→ Problem description: Go through the data below. List every line that holds the word "cards".

→ Recorded data:
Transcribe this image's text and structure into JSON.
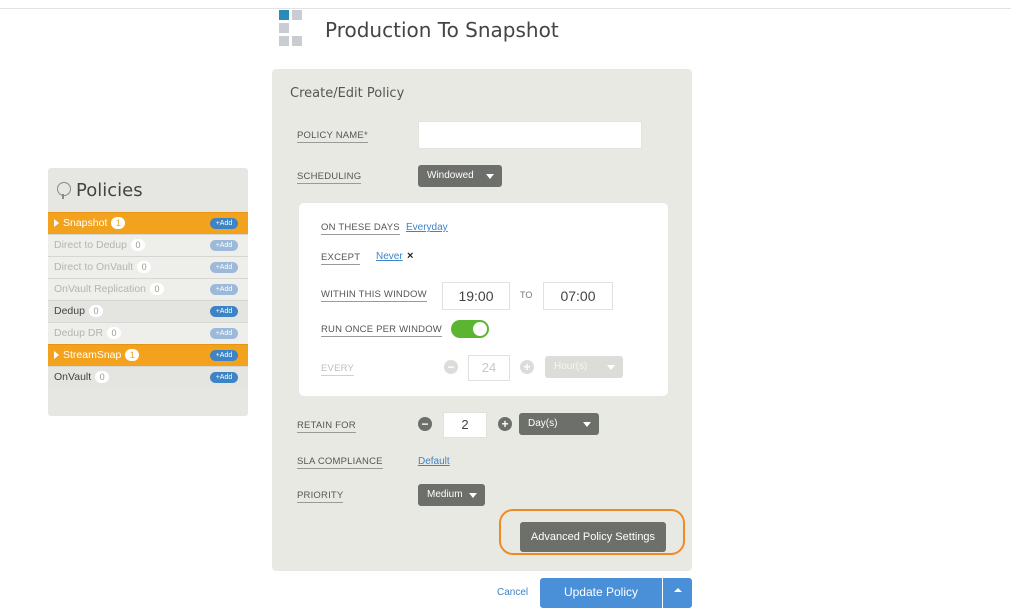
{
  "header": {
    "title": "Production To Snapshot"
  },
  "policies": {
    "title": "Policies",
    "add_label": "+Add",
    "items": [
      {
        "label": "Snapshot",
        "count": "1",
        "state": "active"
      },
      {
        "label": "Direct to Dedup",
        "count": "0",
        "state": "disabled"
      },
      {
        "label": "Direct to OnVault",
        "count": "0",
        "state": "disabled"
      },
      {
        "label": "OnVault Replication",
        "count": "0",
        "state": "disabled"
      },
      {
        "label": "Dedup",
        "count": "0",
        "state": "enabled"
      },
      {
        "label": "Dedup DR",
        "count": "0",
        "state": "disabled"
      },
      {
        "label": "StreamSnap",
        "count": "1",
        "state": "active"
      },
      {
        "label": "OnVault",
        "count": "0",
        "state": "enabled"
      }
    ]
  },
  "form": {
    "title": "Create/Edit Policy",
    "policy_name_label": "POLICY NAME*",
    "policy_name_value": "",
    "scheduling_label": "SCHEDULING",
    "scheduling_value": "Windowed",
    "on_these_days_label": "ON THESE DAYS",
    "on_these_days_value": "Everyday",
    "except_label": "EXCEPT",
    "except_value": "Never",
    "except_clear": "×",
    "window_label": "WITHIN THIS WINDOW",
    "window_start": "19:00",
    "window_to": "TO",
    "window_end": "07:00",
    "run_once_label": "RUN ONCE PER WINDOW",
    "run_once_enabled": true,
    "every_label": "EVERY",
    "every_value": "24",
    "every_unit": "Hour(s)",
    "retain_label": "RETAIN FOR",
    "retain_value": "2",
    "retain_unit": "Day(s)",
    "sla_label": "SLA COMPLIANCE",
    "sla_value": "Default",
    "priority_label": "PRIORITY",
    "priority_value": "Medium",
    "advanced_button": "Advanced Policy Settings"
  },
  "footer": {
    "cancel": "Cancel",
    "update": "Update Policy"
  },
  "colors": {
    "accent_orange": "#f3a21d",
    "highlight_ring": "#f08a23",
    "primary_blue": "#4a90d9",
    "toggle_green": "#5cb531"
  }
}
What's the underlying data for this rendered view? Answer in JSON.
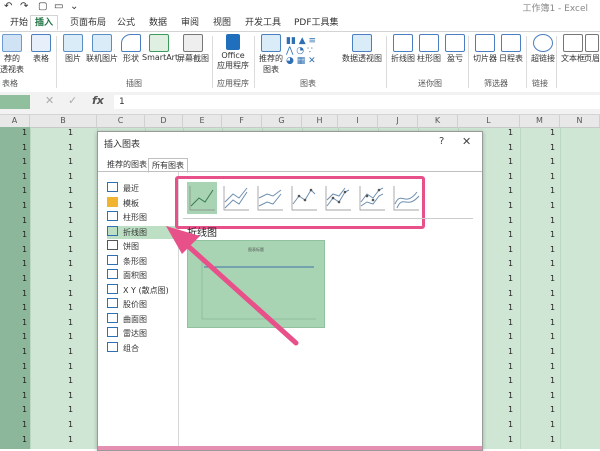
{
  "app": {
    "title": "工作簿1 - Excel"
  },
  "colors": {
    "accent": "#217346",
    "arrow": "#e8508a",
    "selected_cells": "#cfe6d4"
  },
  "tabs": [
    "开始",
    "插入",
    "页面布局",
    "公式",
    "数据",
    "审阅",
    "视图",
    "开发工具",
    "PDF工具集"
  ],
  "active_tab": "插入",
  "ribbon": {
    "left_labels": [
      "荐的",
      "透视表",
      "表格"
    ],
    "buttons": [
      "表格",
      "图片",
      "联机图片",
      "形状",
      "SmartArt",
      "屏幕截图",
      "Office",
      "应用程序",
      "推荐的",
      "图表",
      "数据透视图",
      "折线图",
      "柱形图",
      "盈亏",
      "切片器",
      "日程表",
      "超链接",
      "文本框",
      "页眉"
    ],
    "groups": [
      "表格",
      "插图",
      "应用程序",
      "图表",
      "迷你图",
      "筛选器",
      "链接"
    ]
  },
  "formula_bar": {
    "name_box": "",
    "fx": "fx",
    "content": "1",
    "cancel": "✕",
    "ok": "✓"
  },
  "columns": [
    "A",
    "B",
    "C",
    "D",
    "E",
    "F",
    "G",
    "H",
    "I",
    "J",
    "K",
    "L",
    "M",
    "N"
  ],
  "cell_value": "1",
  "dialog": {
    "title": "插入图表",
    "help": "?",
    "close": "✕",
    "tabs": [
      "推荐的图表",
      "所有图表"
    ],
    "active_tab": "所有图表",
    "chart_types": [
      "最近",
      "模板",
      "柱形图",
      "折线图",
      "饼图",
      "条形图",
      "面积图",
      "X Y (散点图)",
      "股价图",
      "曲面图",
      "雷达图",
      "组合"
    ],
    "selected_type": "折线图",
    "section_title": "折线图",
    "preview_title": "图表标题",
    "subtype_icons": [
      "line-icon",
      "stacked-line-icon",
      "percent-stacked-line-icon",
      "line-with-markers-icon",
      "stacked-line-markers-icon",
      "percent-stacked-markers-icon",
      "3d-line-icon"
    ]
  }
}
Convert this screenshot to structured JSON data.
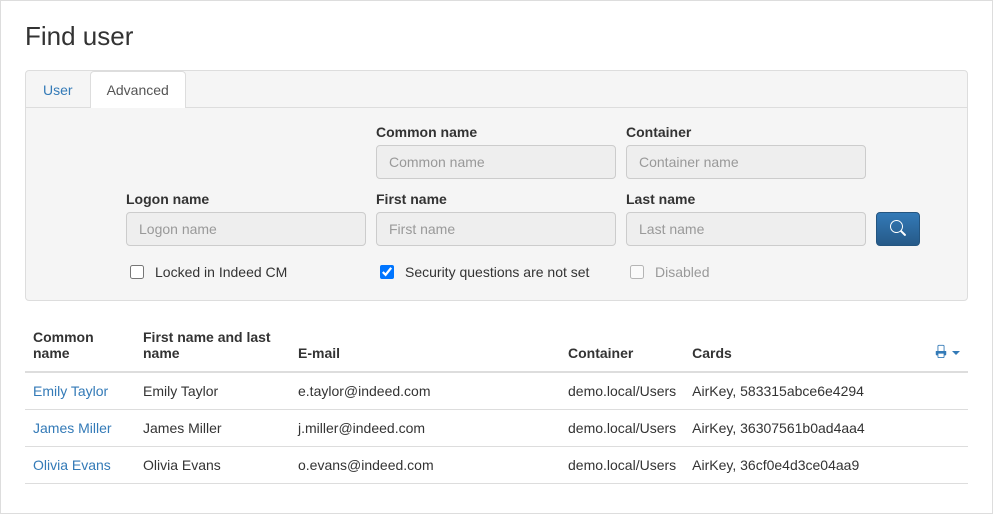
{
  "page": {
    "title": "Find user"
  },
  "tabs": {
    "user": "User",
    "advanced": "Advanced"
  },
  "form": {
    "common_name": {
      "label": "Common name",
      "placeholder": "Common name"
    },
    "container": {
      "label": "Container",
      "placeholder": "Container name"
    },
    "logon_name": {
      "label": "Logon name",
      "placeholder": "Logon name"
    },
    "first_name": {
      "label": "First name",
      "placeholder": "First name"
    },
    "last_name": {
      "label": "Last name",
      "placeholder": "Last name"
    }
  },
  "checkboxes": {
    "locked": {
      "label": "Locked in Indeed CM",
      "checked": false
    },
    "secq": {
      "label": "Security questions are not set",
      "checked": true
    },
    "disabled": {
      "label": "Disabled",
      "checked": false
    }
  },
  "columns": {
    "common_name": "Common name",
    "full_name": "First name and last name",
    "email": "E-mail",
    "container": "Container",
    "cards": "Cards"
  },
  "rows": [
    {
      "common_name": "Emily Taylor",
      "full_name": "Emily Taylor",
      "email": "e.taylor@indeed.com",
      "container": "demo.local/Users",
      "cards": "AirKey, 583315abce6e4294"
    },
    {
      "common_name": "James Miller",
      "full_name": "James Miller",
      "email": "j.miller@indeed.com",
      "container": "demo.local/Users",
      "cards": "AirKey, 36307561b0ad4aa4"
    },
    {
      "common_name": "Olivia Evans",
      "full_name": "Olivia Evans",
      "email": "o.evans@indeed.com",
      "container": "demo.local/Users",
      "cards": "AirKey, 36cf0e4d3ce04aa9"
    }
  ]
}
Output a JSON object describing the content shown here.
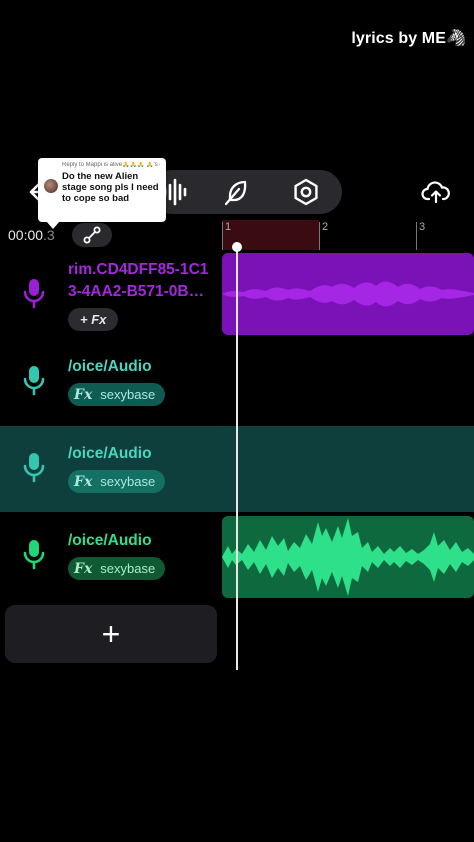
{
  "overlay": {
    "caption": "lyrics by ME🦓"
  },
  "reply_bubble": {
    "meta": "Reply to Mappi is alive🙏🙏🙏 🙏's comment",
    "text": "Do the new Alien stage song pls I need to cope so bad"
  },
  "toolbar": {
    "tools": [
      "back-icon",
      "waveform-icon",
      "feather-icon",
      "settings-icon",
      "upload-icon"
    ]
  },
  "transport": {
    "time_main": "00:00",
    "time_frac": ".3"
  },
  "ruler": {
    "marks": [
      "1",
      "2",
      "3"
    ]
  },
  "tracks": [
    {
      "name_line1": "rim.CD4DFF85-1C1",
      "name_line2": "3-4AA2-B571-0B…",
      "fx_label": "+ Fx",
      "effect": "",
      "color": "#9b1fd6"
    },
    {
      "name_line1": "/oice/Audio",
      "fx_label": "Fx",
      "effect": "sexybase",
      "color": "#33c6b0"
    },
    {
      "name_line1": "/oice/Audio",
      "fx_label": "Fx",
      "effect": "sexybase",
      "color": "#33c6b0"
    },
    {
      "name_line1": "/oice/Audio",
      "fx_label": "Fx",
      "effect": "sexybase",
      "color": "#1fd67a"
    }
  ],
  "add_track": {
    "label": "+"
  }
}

→ Expected answer:
    "cards": "Cards"
      "cards": "AirKey, 583315abce6e4294"
      "cards": "AirKey, 36307561b0ad4aa4"
      "cards": "AirKey, 36cf0e4d3ce04aa9"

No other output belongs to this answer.